Exercise prompt
Return the records that follow, matching each one exactly.

Supplied records
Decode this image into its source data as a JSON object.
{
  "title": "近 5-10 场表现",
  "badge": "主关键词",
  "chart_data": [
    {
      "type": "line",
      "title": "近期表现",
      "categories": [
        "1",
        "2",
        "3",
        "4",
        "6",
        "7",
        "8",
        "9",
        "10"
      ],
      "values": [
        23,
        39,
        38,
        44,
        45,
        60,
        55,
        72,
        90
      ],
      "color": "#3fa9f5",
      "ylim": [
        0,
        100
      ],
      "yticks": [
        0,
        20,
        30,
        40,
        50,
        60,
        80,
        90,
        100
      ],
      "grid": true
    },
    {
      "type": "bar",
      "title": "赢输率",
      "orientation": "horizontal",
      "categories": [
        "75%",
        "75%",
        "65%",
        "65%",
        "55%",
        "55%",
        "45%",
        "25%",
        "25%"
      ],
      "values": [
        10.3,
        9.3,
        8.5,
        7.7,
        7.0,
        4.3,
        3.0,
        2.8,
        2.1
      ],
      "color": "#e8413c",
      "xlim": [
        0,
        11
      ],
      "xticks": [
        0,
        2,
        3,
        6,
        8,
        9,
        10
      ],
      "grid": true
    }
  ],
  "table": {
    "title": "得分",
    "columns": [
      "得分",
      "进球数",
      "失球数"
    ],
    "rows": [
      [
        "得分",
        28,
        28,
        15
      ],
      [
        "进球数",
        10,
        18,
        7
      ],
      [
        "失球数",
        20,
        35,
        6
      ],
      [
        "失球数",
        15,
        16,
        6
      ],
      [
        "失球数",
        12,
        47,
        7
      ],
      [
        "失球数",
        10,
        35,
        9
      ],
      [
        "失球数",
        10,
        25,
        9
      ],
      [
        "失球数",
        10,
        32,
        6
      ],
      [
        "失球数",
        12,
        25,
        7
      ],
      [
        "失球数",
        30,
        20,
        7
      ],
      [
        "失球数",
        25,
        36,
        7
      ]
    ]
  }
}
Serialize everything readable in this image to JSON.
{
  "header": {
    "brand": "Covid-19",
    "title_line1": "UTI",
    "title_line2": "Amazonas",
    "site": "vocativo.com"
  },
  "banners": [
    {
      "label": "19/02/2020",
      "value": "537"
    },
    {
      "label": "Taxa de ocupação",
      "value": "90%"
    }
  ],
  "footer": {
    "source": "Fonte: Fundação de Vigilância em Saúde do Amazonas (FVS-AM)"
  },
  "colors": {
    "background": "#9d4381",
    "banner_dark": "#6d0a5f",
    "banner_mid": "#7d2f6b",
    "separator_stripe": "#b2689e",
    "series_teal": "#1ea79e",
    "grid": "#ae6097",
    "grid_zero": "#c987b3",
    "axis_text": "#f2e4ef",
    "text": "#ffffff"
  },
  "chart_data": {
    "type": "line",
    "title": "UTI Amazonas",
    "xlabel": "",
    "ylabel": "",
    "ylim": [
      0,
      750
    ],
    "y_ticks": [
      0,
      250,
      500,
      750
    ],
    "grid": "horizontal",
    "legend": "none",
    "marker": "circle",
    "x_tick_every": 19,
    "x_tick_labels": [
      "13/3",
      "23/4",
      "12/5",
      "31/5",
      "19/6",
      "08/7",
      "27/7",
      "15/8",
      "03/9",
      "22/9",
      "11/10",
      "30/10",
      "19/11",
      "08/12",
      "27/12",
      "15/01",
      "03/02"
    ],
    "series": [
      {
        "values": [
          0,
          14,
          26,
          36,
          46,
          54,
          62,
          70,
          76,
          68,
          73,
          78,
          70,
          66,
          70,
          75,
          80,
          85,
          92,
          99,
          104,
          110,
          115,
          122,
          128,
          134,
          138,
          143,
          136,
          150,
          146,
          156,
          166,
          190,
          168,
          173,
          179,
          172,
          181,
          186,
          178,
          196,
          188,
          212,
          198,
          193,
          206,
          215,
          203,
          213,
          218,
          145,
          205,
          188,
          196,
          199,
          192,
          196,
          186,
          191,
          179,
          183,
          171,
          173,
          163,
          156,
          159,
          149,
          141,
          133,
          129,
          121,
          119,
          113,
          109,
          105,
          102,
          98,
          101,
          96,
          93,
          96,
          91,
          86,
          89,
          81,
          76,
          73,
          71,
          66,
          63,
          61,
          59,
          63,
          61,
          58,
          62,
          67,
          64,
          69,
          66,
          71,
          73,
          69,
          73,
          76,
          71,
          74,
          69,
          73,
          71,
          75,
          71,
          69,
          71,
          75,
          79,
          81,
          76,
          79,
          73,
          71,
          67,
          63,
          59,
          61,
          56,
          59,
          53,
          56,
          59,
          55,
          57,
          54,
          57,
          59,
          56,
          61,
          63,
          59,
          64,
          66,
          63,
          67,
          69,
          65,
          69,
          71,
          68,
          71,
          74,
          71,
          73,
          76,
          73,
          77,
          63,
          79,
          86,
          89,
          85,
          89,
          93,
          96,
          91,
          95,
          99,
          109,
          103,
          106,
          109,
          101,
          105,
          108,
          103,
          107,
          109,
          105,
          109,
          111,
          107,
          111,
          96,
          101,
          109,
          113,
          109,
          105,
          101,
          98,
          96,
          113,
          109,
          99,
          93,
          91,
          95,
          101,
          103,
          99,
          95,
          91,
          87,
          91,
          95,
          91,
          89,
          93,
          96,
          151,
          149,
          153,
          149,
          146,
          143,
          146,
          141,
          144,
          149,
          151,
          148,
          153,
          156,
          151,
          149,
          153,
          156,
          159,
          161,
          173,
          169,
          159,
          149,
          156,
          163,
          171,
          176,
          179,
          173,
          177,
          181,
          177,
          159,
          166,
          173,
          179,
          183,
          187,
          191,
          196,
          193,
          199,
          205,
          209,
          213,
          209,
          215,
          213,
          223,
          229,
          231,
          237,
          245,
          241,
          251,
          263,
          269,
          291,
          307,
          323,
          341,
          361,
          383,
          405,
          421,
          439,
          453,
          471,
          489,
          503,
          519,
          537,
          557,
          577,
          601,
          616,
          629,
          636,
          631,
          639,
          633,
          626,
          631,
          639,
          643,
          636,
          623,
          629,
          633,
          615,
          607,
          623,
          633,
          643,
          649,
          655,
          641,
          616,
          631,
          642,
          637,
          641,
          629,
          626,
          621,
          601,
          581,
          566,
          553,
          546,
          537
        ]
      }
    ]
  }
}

Solved problem
Decode this image into its source data as a JSON object.
{
  "title": "近 5-10 场表现",
  "badge": "主关键词",
  "chart_data": [
    {
      "type": "line",
      "title": "近期表现",
      "categories": [
        "1",
        "2",
        "3",
        "4",
        "6",
        "7",
        "8",
        "9",
        "10"
      ],
      "values": [
        23,
        39,
        38,
        44,
        45,
        60,
        55,
        72,
        90
      ],
      "color": "#3fa9f5",
      "ylim": [
        0,
        100
      ],
      "yticks": [
        0,
        20,
        30,
        40,
        50,
        60,
        80,
        90,
        100
      ],
      "grid": true
    },
    {
      "type": "bar",
      "title": "赢输率",
      "orientation": "horizontal",
      "categories": [
        "75%",
        "75%",
        "65%",
        "65%",
        "55%",
        "55%",
        "45%",
        "25%",
        "25%"
      ],
      "values": [
        10.3,
        9.3,
        8.5,
        7.7,
        7.0,
        4.3,
        3.0,
        2.8,
        2.1
      ],
      "color": "#e8413c",
      "xlim": [
        0,
        11
      ],
      "xticks": [
        0,
        2,
        3,
        6,
        8,
        9,
        10
      ],
      "grid": true
    }
  ],
  "table": {
    "title": "得分",
    "columns": [
      "得分",
      "进球数",
      "失球数"
    ],
    "rows": [
      [
        "得分",
        28,
        28,
        15
      ],
      [
        "进球数",
        10,
        18,
        7
      ],
      [
        "失球数",
        20,
        35,
        6
      ],
      [
        "失球数",
        15,
        16,
        6
      ],
      [
        "失球数",
        12,
        47,
        7
      ],
      [
        "失球数",
        10,
        35,
        9
      ],
      [
        "失球数",
        10,
        25,
        9
      ],
      [
        "失球数",
        10,
        32,
        6
      ],
      [
        "失球数",
        12,
        25,
        7
      ],
      [
        "失球数",
        30,
        20,
        7
      ],
      [
        "失球数",
        25,
        36,
        7
      ]
    ]
  }
}
Serialize everything readable in this image to JSON.
{
  "header": {
    "brand": "Covid-19",
    "title_line1": "UTI",
    "title_line2": "Amazonas",
    "site": "vocativo.com"
  },
  "banners": [
    {
      "label": "19/02/2020",
      "value": "537"
    },
    {
      "label": "Taxa de ocupação",
      "value": "90%"
    }
  ],
  "footer": {
    "source": "Fonte: Fundação de Vigilância em Saúde do Amazonas (FVS-AM)"
  },
  "colors": {
    "background": "#9d4381",
    "banner_dark": "#6d0a5f",
    "banner_mid": "#7d2f6b",
    "separator_stripe": "#b2689e",
    "series_teal": "#1ea79e",
    "grid": "#ae6097",
    "grid_zero": "#c987b3",
    "axis_text": "#f2e4ef",
    "text": "#ffffff"
  },
  "chart_data": {
    "type": "line",
    "title": "UTI Amazonas",
    "xlabel": "",
    "ylabel": "",
    "ylim": [
      0,
      750
    ],
    "y_ticks": [
      0,
      250,
      500,
      750
    ],
    "grid": "horizontal",
    "legend": "none",
    "marker": "circle",
    "x_tick_every": 19,
    "x_tick_labels": [
      "13/3",
      "23/4",
      "12/5",
      "31/5",
      "19/6",
      "08/7",
      "27/7",
      "15/8",
      "03/9",
      "22/9",
      "11/10",
      "30/10",
      "19/11",
      "08/12",
      "27/12",
      "15/01",
      "03/02"
    ],
    "series": [
      {
        "values": [
          0,
          14,
          26,
          36,
          46,
          54,
          62,
          70,
          76,
          68,
          73,
          78,
          70,
          66,
          70,
          75,
          80,
          85,
          92,
          99,
          104,
          110,
          115,
          122,
          128,
          134,
          138,
          143,
          136,
          150,
          146,
          156,
          166,
          190,
          168,
          173,
          179,
          172,
          181,
          186,
          178,
          196,
          188,
          212,
          198,
          193,
          206,
          215,
          203,
          213,
          218,
          145,
          205,
          188,
          196,
          199,
          192,
          196,
          186,
          191,
          179,
          183,
          171,
          173,
          163,
          156,
          159,
          149,
          141,
          133,
          129,
          121,
          119,
          113,
          109,
          105,
          102,
          98,
          101,
          96,
          93,
          96,
          91,
          86,
          89,
          81,
          76,
          73,
          71,
          66,
          63,
          61,
          59,
          63,
          61,
          58,
          62,
          67,
          64,
          69,
          66,
          71,
          73,
          69,
          73,
          76,
          71,
          74,
          69,
          73,
          71,
          75,
          71,
          69,
          71,
          75,
          79,
          81,
          76,
          79,
          73,
          71,
          67,
          63,
          59,
          61,
          56,
          59,
          53,
          56,
          59,
          55,
          57,
          54,
          57,
          59,
          56,
          61,
          63,
          59,
          64,
          66,
          63,
          67,
          69,
          65,
          69,
          71,
          68,
          71,
          74,
          71,
          73,
          76,
          73,
          77,
          63,
          79,
          86,
          89,
          85,
          89,
          93,
          96,
          91,
          95,
          99,
          109,
          103,
          106,
          109,
          101,
          105,
          108,
          103,
          107,
          109,
          105,
          109,
          111,
          107,
          111,
          96,
          101,
          109,
          113,
          109,
          105,
          101,
          98,
          96,
          113,
          109,
          99,
          93,
          91,
          95,
          101,
          103,
          99,
          95,
          91,
          87,
          91,
          95,
          91,
          89,
          93,
          96,
          151,
          149,
          153,
          149,
          146,
          143,
          146,
          141,
          144,
          149,
          151,
          148,
          153,
          156,
          151,
          149,
          153,
          156,
          159,
          161,
          173,
          169,
          159,
          149,
          156,
          163,
          171,
          176,
          179,
          173,
          177,
          181,
          177,
          159,
          166,
          173,
          179,
          183,
          187,
          191,
          196,
          193,
          199,
          205,
          209,
          213,
          209,
          215,
          213,
          223,
          229,
          231,
          237,
          245,
          241,
          251,
          263,
          269,
          291,
          307,
          323,
          341,
          361,
          383,
          405,
          421,
          439,
          453,
          471,
          489,
          503,
          519,
          537,
          557,
          577,
          601,
          616,
          629,
          636,
          631,
          639,
          633,
          626,
          631,
          639,
          643,
          636,
          623,
          629,
          633,
          615,
          607,
          623,
          633,
          643,
          649,
          655,
          641,
          616,
          631,
          642,
          637,
          641,
          629,
          626,
          621,
          601,
          581,
          566,
          553,
          546,
          537
        ]
      }
    ]
  }
}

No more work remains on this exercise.